— Begin Input material —

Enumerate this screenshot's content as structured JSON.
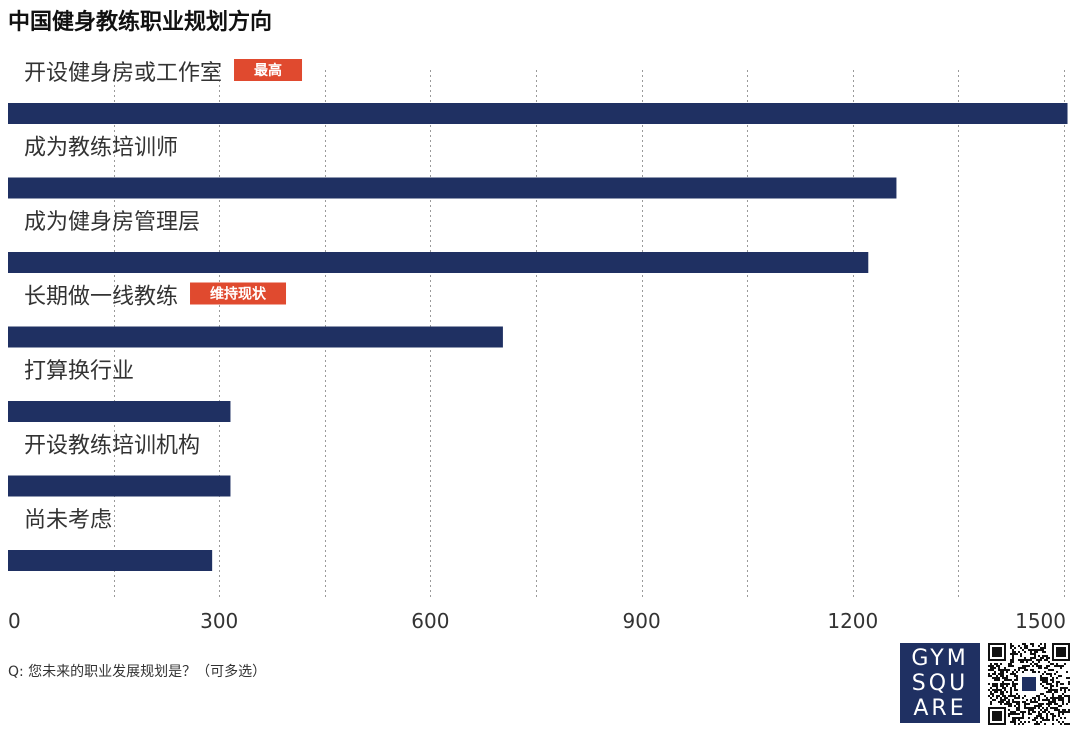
{
  "chart_data": {
    "type": "bar",
    "orientation": "horizontal",
    "title": "中国健身教练职业规划方向",
    "categories": [
      "开设健身房或工作室",
      "成为教练培训师",
      "成为健身房管理层",
      "长期做一线教练",
      "打算换行业",
      "开设教练培训机构",
      "尚未考虑"
    ],
    "values": [
      1505,
      1262,
      1222,
      703,
      316,
      316,
      290
    ],
    "badges": [
      {
        "category_index": 0,
        "text": "最高"
      },
      {
        "category_index": 3,
        "text": "维持现状"
      }
    ],
    "xlim": [
      0,
      1500
    ],
    "x_ticks": [
      0,
      300,
      600,
      900,
      1200,
      1500
    ],
    "x_grid_step": 150,
    "grid": "vertical dotted",
    "xlabel": "",
    "ylabel": "",
    "footnote": "Q: 您未来的职业发展规划是？（可多选）",
    "bar_color": "#1f3062",
    "badge_color": "#e04a2f",
    "grid_color": "#9a9a9a"
  },
  "brand": {
    "logo_lines": [
      "GYM",
      "SQU",
      "ARE"
    ],
    "logo_color": "#1f3062"
  }
}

— End Input material —

### Exercise details:
Without the pictures, print the whole listing exactly as given.

### Result below:
Enumerate this screenshot's content as structured JSON.
{
  "chart_data": {
    "type": "bar",
    "orientation": "horizontal",
    "title": "中国健身教练职业规划方向",
    "categories": [
      "开设健身房或工作室",
      "成为教练培训师",
      "成为健身房管理层",
      "长期做一线教练",
      "打算换行业",
      "开设教练培训机构",
      "尚未考虑"
    ],
    "values": [
      1505,
      1262,
      1222,
      703,
      316,
      316,
      290
    ],
    "badges": [
      {
        "category_index": 0,
        "text": "最高"
      },
      {
        "category_index": 3,
        "text": "维持现状"
      }
    ],
    "xlim": [
      0,
      1500
    ],
    "x_ticks": [
      0,
      300,
      600,
      900,
      1200,
      1500
    ],
    "x_grid_step": 150,
    "grid": "vertical dotted",
    "xlabel": "",
    "ylabel": "",
    "footnote": "Q: 您未来的职业发展规划是？（可多选）",
    "bar_color": "#1f3062",
    "badge_color": "#e04a2f",
    "grid_color": "#9a9a9a"
  },
  "brand": {
    "logo_lines": [
      "GYM",
      "SQU",
      "ARE"
    ],
    "logo_color": "#1f3062"
  }
}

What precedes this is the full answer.